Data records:
________________________________________
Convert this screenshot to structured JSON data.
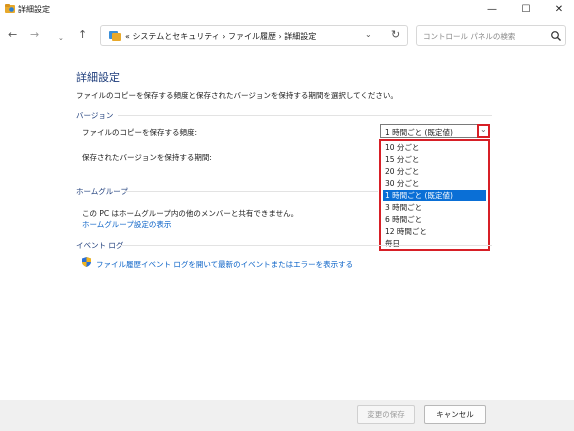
{
  "window": {
    "title": "詳細設定",
    "minimize_glyph": "—",
    "maximize_glyph": "☐",
    "close_glyph": "✕"
  },
  "nav": {
    "back_glyph": "←",
    "forward_glyph": "→",
    "recent_glyph": "⌄",
    "up_glyph": "↑",
    "breadcrumb": "« システムとセキュリティ › ファイル履歴 › 詳細設定",
    "chevron_glyph": "⌄",
    "refresh_glyph": "↻",
    "search_placeholder": "コントロール パネルの検索"
  },
  "main": {
    "title": "詳細設定",
    "instruction": "ファイルのコピーを保存する頻度と保存されたバージョンを保持する期間を選択してください。",
    "versions_group": {
      "header": "バージョン",
      "frequency_label": "ファイルのコピーを保存する頻度:",
      "frequency_selected": "1 時間ごと (既定値)",
      "keep_label": "保存されたバージョンを保持する期間:",
      "frequency_options": [
        "10 分ごと",
        "15 分ごと",
        "20 分ごと",
        "30 分ごと",
        "1 時間ごと (既定値)",
        "3 時間ごと",
        "6 時間ごと",
        "12 時間ごと",
        "毎日"
      ],
      "highlighted_option_index": 4
    },
    "homegroup_group": {
      "header": "ホームグループ",
      "message": "この PC はホームグループ内の他のメンバーと共有できません。",
      "link": "ホームグループ設定の表示"
    },
    "eventlog_group": {
      "header": "イベント ログ",
      "link": "ファイル履歴イベント ログを開いて最新のイベントまたはエラーを表示する"
    }
  },
  "footer": {
    "save_label": "変更の保存",
    "cancel_label": "キャンセル"
  },
  "colors": {
    "heading": "#1e3d7b",
    "link": "#0a62c7",
    "highlight": "#d71f26",
    "selection": "#0a6fd6"
  }
}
________________________________________
## EXERCISE DESCRIPTION
Copy the data exactly. Any picture it contains is to be omitted.

## EXERCISE RESPONSE
Convert this screenshot to structured JSON data.
{
  "window": {
    "title": "詳細設定",
    "minimize_glyph": "—",
    "maximize_glyph": "☐",
    "close_glyph": "✕"
  },
  "nav": {
    "back_glyph": "←",
    "forward_glyph": "→",
    "recent_glyph": "⌄",
    "up_glyph": "↑",
    "breadcrumb": "« システムとセキュリティ › ファイル履歴 › 詳細設定",
    "chevron_glyph": "⌄",
    "refresh_glyph": "↻",
    "search_placeholder": "コントロール パネルの検索"
  },
  "main": {
    "title": "詳細設定",
    "instruction": "ファイルのコピーを保存する頻度と保存されたバージョンを保持する期間を選択してください。",
    "versions_group": {
      "header": "バージョン",
      "frequency_label": "ファイルのコピーを保存する頻度:",
      "frequency_selected": "1 時間ごと (既定値)",
      "keep_label": "保存されたバージョンを保持する期間:",
      "frequency_options": [
        "10 分ごと",
        "15 分ごと",
        "20 分ごと",
        "30 分ごと",
        "1 時間ごと (既定値)",
        "3 時間ごと",
        "6 時間ごと",
        "12 時間ごと",
        "毎日"
      ],
      "highlighted_option_index": 4
    },
    "homegroup_group": {
      "header": "ホームグループ",
      "message": "この PC はホームグループ内の他のメンバーと共有できません。",
      "link": "ホームグループ設定の表示"
    },
    "eventlog_group": {
      "header": "イベント ログ",
      "link": "ファイル履歴イベント ログを開いて最新のイベントまたはエラーを表示する"
    }
  },
  "footer": {
    "save_label": "変更の保存",
    "cancel_label": "キャンセル"
  },
  "colors": {
    "heading": "#1e3d7b",
    "link": "#0a62c7",
    "highlight": "#d71f26",
    "selection": "#0a6fd6"
  }
}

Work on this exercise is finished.